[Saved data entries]
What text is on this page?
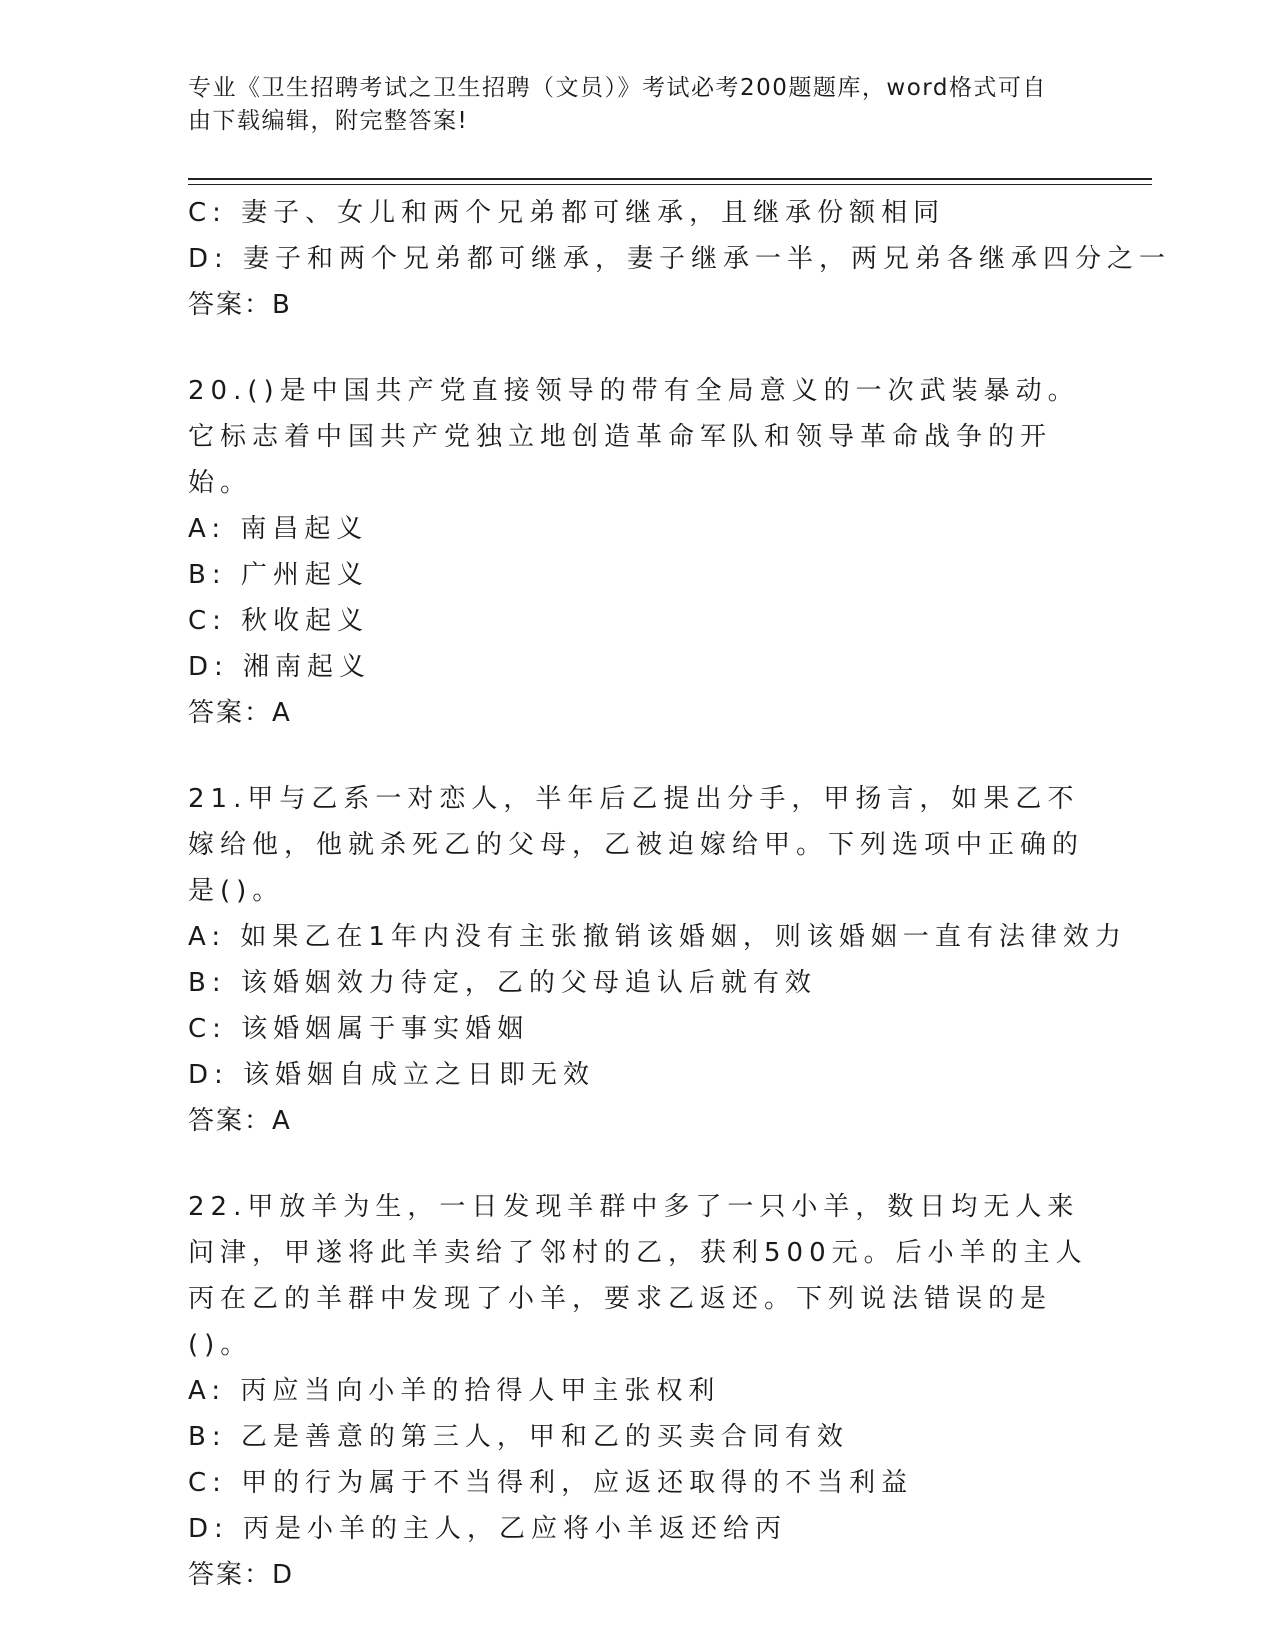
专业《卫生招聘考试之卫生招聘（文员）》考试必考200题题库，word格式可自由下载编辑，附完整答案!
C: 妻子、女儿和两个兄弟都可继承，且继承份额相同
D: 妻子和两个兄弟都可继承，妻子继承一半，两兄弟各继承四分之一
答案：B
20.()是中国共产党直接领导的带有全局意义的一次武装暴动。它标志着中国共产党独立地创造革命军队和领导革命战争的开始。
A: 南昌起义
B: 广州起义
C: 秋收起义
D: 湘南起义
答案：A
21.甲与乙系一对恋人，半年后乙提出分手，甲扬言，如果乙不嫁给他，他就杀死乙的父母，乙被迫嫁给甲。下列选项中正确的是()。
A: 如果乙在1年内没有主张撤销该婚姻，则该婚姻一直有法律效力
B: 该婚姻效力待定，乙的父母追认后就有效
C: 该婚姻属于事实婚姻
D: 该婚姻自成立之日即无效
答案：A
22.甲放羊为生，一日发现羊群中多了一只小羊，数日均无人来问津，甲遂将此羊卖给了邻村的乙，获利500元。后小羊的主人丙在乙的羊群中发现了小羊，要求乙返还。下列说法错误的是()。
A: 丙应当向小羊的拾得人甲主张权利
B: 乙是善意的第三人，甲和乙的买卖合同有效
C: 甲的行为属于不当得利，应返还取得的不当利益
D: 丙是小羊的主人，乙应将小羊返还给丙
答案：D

INSTRUCTION
Take the listing above and print it exactly, apart from the pictures.

ANSWER TO THIS EXERCISE
What text is on this page?
专业《卫生招聘考试之卫生招聘（文员）》考试必考200题题库，word格式可自由下载编辑，附完整答案!
C: 妻子、女儿和两个兄弟都可继承，且继承份额相同
D: 妻子和两个兄弟都可继承，妻子继承一半，两兄弟各继承四分之一
答案：B
20.()是中国共产党直接领导的带有全局意义的一次武装暴动。它标志着中国共产党独立地创造革命军队和领导革命战争的开始。
A: 南昌起义
B: 广州起义
C: 秋收起义
D: 湘南起义
答案：A
21.甲与乙系一对恋人，半年后乙提出分手，甲扬言，如果乙不嫁给他，他就杀死乙的父母，乙被迫嫁给甲。下列选项中正确的是()。
A: 如果乙在1年内没有主张撤销该婚姻，则该婚姻一直有法律效力
B: 该婚姻效力待定，乙的父母追认后就有效
C: 该婚姻属于事实婚姻
D: 该婚姻自成立之日即无效
答案：A
22.甲放羊为生，一日发现羊群中多了一只小羊，数日均无人来问津，甲遂将此羊卖给了邻村的乙，获利500元。后小羊的主人丙在乙的羊群中发现了小羊，要求乙返还。下列说法错误的是()。
A: 丙应当向小羊的拾得人甲主张权利
B: 乙是善意的第三人，甲和乙的买卖合同有效
C: 甲的行为属于不当得利，应返还取得的不当利益
D: 丙是小羊的主人，乙应将小羊返还给丙
答案：D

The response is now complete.